* **Exercise brief**:
Examine each line of the data, and copy the ones containing "signaling".

* **Supplied information**:

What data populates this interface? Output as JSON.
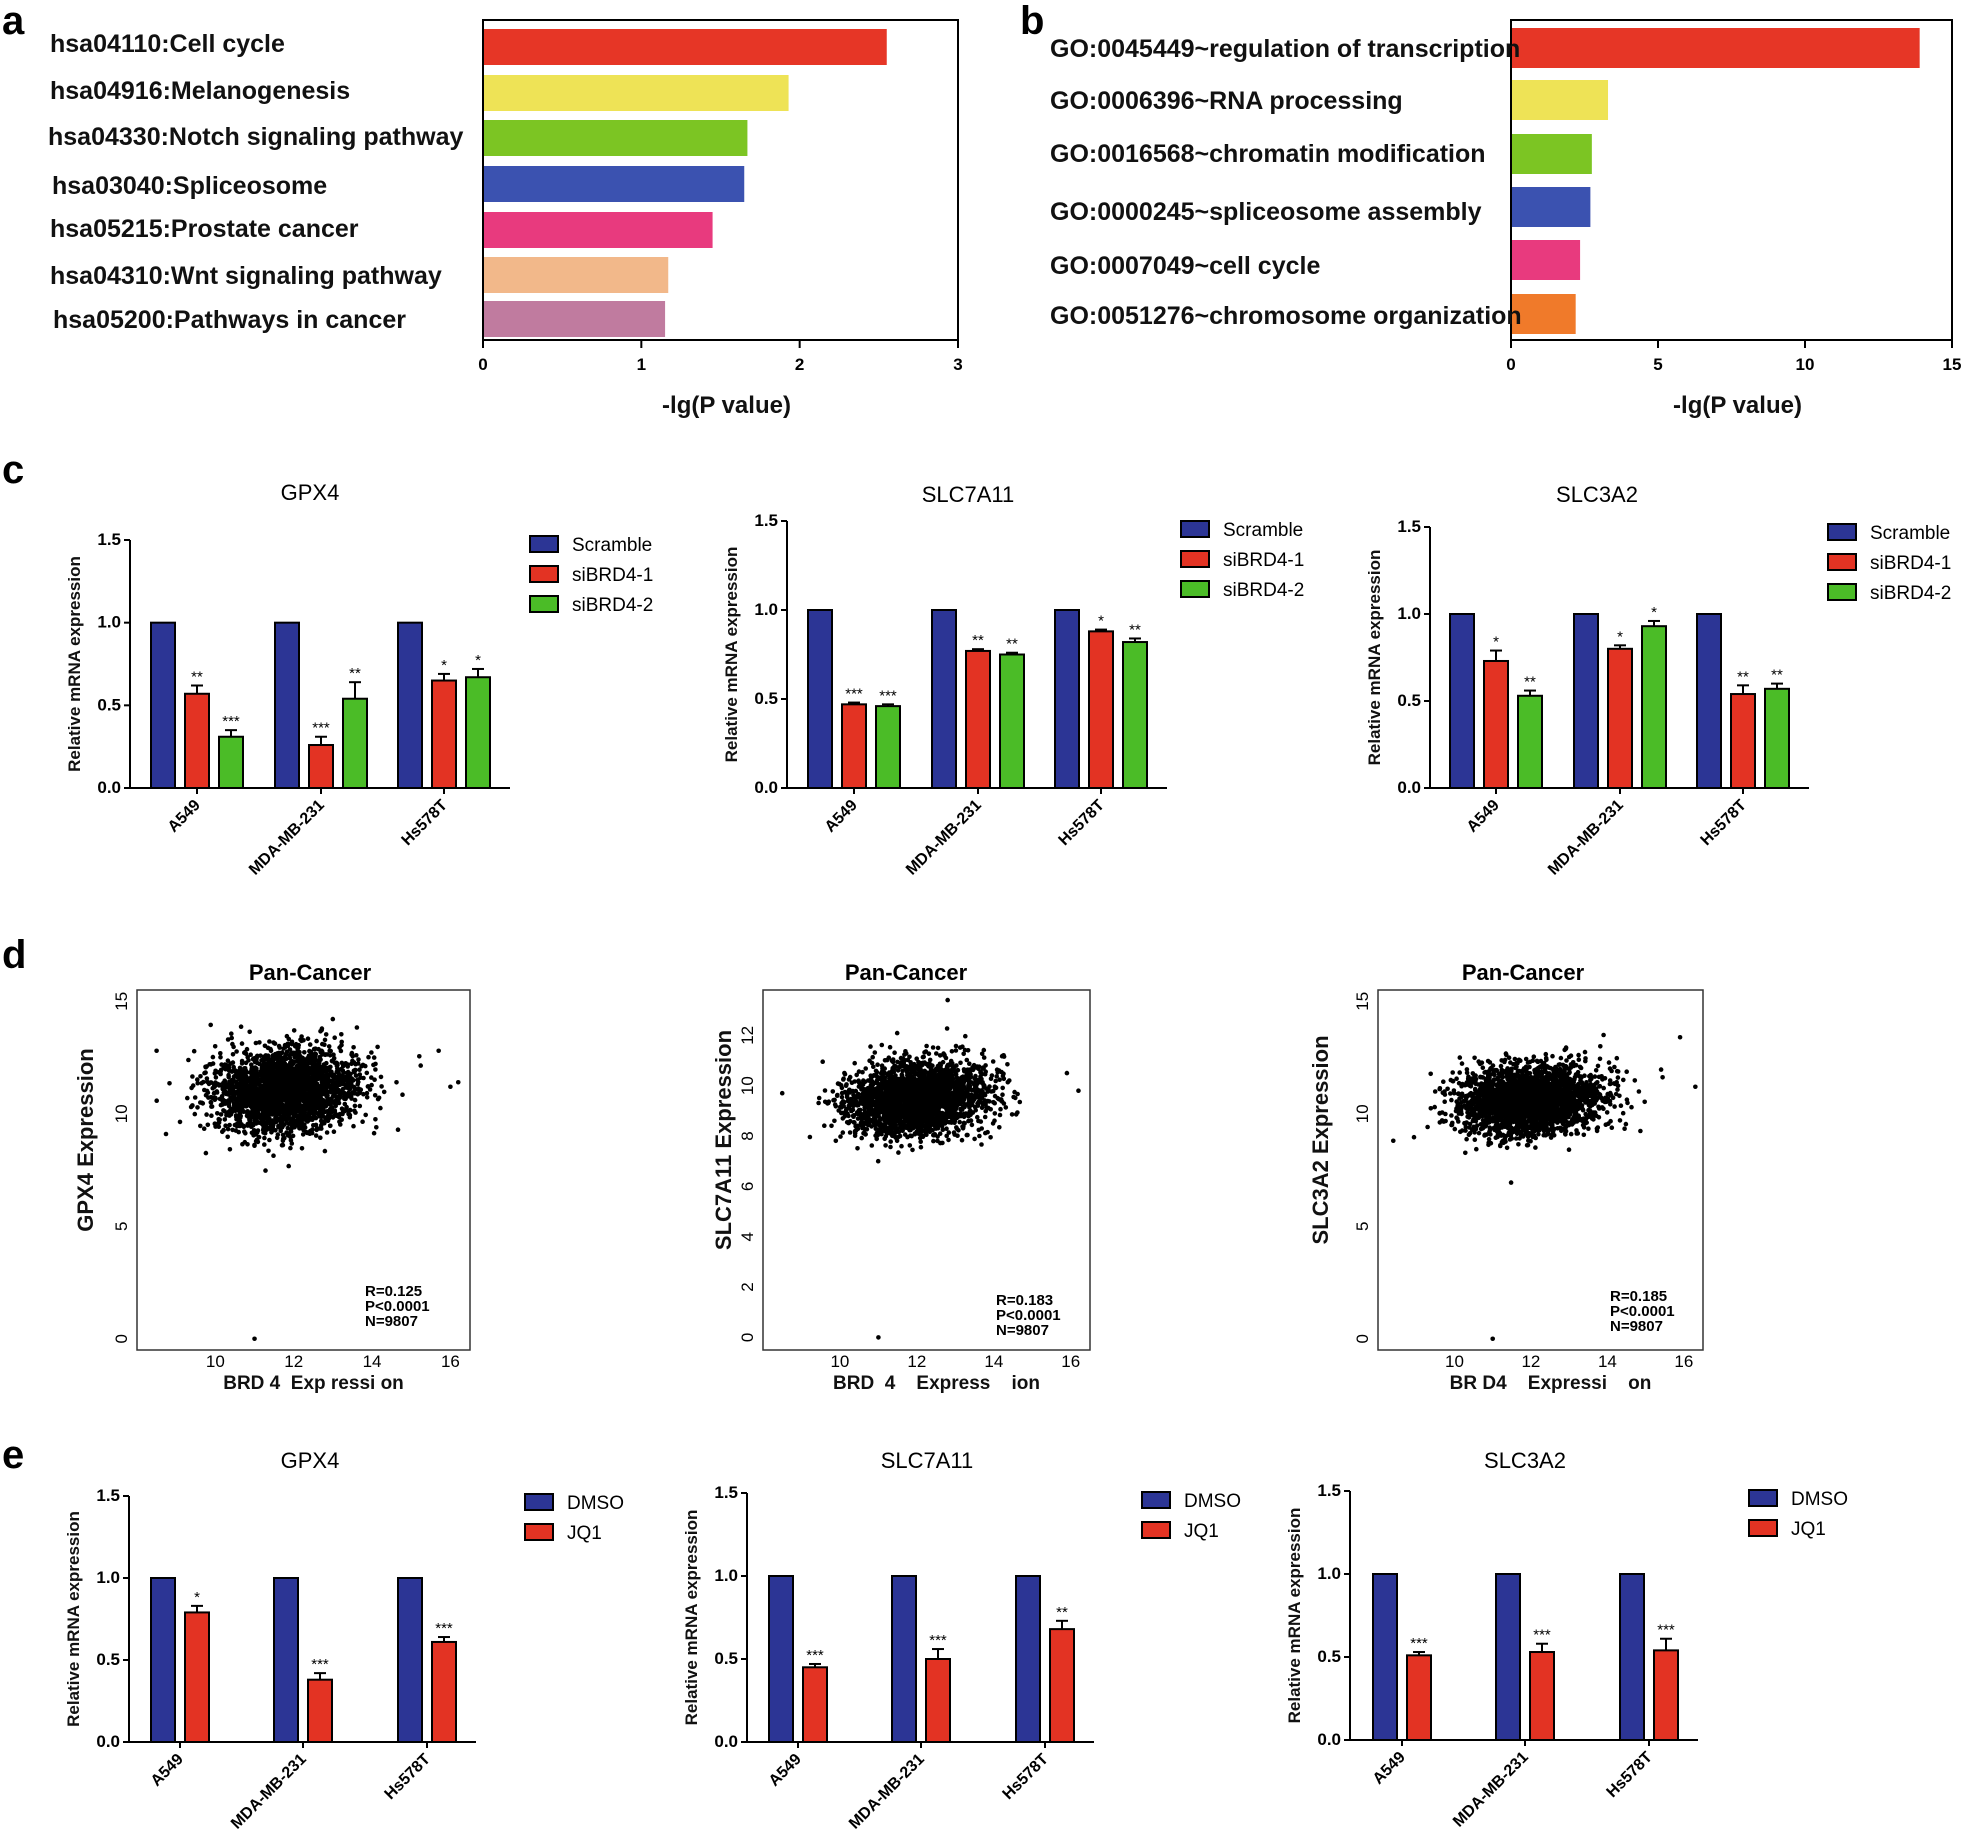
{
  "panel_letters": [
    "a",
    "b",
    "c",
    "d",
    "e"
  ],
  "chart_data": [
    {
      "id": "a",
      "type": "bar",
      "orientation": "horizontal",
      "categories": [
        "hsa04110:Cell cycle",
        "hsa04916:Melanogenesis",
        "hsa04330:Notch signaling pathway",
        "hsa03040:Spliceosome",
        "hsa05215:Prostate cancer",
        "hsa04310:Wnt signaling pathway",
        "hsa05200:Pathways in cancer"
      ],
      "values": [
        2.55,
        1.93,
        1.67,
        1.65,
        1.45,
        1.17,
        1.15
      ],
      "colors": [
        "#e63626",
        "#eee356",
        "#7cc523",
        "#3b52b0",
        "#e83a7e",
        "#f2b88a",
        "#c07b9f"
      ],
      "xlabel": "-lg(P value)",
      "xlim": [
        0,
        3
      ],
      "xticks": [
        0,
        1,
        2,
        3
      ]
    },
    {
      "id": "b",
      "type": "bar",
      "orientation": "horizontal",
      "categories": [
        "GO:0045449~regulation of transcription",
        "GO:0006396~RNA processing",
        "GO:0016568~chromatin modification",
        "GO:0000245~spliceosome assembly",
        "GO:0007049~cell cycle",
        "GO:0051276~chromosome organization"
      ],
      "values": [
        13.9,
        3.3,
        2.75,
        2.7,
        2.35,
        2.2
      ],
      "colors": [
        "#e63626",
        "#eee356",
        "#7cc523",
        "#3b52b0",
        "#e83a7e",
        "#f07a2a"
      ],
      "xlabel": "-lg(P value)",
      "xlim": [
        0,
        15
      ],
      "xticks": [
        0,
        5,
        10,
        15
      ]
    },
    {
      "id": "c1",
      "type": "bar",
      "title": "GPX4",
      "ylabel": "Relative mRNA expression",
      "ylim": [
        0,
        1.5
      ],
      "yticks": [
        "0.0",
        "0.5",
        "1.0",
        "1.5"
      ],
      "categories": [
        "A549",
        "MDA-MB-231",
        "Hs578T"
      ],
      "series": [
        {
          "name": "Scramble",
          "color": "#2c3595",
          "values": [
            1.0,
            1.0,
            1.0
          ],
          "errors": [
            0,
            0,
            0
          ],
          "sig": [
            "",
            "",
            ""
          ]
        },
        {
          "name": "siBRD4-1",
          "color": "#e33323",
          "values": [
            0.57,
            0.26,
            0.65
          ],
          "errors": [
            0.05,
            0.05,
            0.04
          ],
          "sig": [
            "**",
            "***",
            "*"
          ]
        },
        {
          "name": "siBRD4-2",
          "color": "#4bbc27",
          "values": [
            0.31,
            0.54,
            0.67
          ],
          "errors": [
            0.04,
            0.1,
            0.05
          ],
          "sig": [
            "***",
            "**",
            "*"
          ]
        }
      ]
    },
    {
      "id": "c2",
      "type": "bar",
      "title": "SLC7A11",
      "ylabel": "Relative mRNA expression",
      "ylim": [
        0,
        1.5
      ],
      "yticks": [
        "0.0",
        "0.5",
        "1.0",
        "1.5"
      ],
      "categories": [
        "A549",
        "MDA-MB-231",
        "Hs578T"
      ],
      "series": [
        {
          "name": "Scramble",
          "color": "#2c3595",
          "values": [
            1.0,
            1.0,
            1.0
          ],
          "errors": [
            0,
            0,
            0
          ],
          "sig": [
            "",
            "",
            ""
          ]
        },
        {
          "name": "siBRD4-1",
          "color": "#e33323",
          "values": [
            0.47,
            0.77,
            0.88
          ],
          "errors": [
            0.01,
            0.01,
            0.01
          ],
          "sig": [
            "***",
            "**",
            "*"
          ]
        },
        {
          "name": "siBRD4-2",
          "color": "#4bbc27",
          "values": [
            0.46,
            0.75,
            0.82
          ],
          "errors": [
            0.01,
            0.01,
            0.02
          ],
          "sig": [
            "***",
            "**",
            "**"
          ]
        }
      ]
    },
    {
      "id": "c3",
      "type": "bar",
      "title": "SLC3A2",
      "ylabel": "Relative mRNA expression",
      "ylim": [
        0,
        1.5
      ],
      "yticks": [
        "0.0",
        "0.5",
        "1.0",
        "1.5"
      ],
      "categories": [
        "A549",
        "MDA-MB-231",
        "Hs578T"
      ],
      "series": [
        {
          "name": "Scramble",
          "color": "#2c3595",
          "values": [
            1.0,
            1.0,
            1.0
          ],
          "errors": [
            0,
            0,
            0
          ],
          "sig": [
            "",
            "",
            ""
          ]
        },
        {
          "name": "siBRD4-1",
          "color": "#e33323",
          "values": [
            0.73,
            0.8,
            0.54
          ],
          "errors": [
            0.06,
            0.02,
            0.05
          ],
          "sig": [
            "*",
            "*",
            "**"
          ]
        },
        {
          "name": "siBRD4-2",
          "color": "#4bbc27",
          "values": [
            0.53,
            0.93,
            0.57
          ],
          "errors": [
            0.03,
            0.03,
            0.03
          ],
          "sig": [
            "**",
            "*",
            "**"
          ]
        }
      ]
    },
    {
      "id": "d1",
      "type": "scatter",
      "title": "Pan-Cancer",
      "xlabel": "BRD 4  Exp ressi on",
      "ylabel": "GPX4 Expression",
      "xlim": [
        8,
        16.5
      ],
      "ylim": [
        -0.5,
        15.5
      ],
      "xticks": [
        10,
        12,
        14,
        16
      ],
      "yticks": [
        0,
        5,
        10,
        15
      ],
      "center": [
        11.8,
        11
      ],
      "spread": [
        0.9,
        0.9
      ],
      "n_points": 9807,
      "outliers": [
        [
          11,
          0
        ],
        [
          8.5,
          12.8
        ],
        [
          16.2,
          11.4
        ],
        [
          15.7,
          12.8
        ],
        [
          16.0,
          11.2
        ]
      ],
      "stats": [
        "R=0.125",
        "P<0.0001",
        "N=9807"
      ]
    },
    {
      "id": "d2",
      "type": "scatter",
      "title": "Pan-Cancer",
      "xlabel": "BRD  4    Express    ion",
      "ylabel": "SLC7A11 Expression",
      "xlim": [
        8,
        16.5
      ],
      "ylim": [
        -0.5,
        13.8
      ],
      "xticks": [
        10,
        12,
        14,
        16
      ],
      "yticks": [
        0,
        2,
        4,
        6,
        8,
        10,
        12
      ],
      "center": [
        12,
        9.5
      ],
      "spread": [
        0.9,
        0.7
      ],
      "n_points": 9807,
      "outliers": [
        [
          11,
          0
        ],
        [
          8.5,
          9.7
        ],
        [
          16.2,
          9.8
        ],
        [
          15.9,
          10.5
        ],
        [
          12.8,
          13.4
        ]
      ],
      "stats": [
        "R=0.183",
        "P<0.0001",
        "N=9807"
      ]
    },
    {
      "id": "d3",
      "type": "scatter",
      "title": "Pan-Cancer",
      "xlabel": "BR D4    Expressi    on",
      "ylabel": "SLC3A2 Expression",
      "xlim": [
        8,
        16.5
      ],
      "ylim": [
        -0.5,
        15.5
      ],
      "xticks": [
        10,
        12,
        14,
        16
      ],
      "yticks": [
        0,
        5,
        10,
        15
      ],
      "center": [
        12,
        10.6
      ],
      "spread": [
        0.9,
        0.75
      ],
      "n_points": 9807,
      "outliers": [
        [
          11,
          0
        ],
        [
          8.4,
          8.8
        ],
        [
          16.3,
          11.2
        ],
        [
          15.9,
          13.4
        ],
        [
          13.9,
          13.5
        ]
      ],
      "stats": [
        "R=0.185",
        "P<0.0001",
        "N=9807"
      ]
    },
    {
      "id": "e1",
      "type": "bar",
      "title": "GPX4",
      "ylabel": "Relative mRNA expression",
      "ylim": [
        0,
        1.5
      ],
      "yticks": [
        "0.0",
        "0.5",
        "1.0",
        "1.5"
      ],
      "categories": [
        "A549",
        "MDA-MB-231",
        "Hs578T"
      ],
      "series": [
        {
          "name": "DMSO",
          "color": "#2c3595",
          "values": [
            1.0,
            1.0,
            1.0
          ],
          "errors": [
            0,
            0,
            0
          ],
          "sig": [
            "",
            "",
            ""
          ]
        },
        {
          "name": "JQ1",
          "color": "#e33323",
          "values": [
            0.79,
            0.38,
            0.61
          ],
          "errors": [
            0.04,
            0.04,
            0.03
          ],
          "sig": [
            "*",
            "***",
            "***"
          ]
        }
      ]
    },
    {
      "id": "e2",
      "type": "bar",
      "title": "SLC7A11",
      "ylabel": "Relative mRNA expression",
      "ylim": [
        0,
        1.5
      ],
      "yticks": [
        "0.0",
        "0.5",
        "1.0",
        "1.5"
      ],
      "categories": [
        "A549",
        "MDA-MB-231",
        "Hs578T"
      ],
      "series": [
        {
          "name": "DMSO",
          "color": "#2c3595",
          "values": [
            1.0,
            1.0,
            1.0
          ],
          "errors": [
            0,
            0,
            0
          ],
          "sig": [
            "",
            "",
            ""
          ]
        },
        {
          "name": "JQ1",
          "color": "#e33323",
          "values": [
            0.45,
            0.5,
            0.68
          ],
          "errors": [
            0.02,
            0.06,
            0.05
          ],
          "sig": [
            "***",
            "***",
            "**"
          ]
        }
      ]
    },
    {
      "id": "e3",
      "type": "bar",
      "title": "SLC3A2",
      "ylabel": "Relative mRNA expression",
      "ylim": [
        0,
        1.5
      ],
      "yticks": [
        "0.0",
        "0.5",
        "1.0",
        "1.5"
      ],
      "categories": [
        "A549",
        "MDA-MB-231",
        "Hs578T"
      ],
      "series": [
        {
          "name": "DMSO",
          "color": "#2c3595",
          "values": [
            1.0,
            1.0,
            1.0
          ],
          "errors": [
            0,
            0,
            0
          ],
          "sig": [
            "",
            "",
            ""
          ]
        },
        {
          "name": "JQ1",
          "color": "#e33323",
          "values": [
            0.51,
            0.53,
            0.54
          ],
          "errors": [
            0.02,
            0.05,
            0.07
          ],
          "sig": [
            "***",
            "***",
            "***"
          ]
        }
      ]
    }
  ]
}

* **Result**:
        "hsa04330:Notch signaling pathway",
        "hsa04310:Wnt signaling pathway",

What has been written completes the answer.